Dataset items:
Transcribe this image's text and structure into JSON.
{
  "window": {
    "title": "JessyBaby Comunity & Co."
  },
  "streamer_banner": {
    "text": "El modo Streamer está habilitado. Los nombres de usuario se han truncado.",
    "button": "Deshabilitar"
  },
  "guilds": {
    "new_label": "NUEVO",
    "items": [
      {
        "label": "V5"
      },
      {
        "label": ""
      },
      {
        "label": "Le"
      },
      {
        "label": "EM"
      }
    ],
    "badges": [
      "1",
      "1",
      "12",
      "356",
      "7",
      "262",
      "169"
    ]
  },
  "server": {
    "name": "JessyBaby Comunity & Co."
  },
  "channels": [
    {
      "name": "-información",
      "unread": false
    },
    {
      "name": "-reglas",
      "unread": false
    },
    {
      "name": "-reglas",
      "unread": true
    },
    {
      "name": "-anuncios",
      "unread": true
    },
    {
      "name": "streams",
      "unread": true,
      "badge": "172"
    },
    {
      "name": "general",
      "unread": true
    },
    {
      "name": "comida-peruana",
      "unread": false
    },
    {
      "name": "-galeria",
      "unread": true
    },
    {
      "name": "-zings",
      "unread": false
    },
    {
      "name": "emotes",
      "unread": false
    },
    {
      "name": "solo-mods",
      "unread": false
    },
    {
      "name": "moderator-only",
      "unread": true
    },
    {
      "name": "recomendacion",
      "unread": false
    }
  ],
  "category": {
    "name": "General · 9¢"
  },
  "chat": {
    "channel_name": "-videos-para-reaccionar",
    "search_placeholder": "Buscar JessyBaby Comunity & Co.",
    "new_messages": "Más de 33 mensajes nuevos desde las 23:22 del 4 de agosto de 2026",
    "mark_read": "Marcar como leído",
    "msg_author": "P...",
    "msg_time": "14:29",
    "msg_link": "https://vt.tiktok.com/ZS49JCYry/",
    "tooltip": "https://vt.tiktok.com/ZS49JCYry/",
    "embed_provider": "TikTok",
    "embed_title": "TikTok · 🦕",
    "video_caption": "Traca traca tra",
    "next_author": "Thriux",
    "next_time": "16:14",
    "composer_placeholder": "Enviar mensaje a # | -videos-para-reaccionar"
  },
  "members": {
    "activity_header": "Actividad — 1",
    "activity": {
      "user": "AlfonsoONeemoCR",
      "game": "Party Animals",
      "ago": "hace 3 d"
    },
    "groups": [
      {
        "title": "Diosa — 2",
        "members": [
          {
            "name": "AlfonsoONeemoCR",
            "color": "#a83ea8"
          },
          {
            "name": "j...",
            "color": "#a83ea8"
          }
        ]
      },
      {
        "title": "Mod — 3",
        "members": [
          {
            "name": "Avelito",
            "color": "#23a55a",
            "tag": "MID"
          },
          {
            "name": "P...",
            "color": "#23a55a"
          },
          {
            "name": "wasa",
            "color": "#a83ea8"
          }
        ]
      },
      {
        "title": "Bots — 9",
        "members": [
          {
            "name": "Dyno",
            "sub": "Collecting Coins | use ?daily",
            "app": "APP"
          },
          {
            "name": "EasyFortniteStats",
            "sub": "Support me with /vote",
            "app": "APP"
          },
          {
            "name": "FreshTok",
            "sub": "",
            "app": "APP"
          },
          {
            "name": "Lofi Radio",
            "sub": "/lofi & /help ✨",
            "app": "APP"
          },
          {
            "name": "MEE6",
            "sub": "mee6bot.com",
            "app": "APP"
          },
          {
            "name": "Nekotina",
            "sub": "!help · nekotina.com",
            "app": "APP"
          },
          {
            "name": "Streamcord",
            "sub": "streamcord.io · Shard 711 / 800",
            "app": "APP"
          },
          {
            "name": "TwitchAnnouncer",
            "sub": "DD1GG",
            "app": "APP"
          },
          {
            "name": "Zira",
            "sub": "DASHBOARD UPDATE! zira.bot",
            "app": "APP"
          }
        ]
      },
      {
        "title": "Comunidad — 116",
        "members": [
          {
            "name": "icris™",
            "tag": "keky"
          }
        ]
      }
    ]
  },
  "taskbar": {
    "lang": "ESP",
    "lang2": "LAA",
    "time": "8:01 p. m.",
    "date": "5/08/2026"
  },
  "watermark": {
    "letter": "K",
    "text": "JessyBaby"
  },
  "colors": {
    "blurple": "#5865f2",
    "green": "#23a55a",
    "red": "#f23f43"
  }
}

Your instructions: Go through the data above and find the lines with the word "reaccionar". Copy each of those lines.

Solution below:
    "channel_name": "-videos-para-reaccionar",
    "composer_placeholder": "Enviar mensaje a # | -videos-para-reaccionar"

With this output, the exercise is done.